Por falar em gozo, Gerald Thomas permanece sem resistir à tentação de provocar a  plateia, colocando atores renomados pronunciando palavras que fazem uma pretensa elite cultural se retorcer por dentro. Sim, os tais termos de baixo calão e com beliscadas na tangente do sexual. No primeiro Festival de Teatro de Curitiba, lá no já longínquo ano de 1992, barbarizou a plateia “republicana” em The Flash and Crash Days, na qual Fernandona (Montenegro) e Fernandinha (Torres) fizeram metade da plateia sair indignada da Ópera de Arame. Três décadas depois, com bem menos incautos na audiência mas ainda assim com um punhado de gente “de bem” que ainda tem a capacidade de se ofender e se chocar com isso, ele coloca Nanini dizer uma, duas, três vezes “cu” do palco do Teatro Guaíra. E não apenas isso. O mesmo ator (“enganador”) que  ficou no imaginário de milhões de brasileiros na pele do recatado, tímido, discreto e certinho pai de família Lineu, um dos personagens de destaque na série de TV A Grande Família, segura uma linguiça gigante durante uma memória de comercial e passa a disparar considerações sobre como é gostoso sentir a tal linguiça quente entrando (no forno?). É o enfant terrible confrontando de frente e com humor bastante afiado os traidores da pátria e os defensores da moral e dos bons costumes da família verde e amarela.

*Desafio A*. Transforme em lista o parágrafo do trecho que começa com "Por falar em gozo", sem perder os fatos principais.
Os registros não têm relação nenhuma com o trecho.

*Registros fornecidos*.
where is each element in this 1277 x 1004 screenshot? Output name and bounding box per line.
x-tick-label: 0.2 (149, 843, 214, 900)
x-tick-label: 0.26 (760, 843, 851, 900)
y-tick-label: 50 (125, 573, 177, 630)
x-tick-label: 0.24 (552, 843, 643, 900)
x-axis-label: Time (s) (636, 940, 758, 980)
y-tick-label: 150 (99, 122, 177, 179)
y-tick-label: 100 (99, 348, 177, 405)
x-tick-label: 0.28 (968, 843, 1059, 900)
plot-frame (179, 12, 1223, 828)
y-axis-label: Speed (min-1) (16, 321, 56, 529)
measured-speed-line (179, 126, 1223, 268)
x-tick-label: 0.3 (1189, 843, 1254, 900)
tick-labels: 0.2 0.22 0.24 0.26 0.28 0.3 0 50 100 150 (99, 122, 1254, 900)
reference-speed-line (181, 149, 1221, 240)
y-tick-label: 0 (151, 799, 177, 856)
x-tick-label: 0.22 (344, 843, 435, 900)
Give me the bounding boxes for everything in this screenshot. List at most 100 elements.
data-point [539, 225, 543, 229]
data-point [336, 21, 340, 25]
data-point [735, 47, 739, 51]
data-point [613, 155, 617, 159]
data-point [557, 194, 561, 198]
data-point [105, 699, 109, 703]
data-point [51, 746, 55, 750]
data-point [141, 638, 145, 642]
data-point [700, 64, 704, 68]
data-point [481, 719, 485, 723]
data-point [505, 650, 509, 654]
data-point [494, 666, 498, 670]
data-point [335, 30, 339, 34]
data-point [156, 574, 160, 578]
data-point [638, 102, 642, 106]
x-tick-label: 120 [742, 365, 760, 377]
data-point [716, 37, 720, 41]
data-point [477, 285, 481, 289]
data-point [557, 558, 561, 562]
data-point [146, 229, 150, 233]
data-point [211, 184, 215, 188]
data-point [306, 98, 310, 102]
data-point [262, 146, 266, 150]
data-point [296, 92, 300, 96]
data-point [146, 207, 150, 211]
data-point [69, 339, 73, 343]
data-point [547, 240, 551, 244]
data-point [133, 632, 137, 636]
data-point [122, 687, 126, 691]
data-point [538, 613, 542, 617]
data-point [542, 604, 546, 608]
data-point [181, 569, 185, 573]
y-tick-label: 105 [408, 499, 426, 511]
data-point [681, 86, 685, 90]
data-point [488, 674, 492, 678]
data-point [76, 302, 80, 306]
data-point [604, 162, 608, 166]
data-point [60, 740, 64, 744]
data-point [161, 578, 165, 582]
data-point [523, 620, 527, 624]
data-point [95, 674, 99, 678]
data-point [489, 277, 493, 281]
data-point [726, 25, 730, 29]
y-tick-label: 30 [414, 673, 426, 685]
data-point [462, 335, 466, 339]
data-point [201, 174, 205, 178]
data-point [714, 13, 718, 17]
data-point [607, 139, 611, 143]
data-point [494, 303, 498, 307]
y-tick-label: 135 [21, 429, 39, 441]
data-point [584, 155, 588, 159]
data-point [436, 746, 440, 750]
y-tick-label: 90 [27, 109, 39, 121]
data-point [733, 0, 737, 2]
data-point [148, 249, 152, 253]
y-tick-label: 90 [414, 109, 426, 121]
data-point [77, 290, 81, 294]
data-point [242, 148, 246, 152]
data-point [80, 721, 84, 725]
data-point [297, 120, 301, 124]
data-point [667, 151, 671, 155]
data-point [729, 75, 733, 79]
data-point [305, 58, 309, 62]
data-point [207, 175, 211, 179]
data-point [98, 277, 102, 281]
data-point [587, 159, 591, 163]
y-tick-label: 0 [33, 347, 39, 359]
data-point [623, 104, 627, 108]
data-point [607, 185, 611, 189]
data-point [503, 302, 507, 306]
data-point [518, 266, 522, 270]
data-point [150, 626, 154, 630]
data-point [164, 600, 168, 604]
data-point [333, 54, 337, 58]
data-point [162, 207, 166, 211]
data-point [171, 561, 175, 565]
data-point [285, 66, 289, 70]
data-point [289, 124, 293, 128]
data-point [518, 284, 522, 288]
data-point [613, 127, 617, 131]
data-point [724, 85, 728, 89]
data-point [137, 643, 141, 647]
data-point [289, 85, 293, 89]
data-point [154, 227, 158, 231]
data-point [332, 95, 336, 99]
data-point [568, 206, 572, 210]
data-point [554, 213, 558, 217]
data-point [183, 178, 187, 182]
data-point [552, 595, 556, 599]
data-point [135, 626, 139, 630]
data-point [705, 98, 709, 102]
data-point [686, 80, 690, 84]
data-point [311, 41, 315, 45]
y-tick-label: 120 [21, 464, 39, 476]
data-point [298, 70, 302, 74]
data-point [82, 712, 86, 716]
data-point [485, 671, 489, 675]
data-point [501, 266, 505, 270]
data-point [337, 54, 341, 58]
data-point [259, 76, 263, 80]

*Desafio B*. Conte quantas linhas dos registros contêm a palavra "screenshot", levando em conta maiúsculas e minúsculas. Responda só com o número.

*Resposta certa A*.
- Gerald Thomas continua provocando a plateia ao colocar atores renomados dizendo palavrões e termos com insinuações sexuais, o que incomoda uma pretensa elite cultural.
- No primeiro Festival de Teatro de Curitiba, em 1992, com The Flash and Crash Days, Fernandona (Montenegro) e Fernandinha (Torres) fizeram metade da plateia sair indignada da Ópera de Arame.
- Três décadas depois, com menos gente desavisada no público, mas ainda com alguns que se ofendem, ele faz Nanini dizer "cu" três vezes no palco do Teatro Guaíra.
- Nanini, lembrado por milhões como o recatado pai de família Lineu de A Grande Família, segura uma linguiça gigante numa lembrança de comercial e comenta como é gostoso senti-la quente entrando.
- Assim, o enfant terrible enfrenta com humor afiado os "traidores da pátria" e os defensores da moral e dos bons costumes.

*Resposta certa B*. 2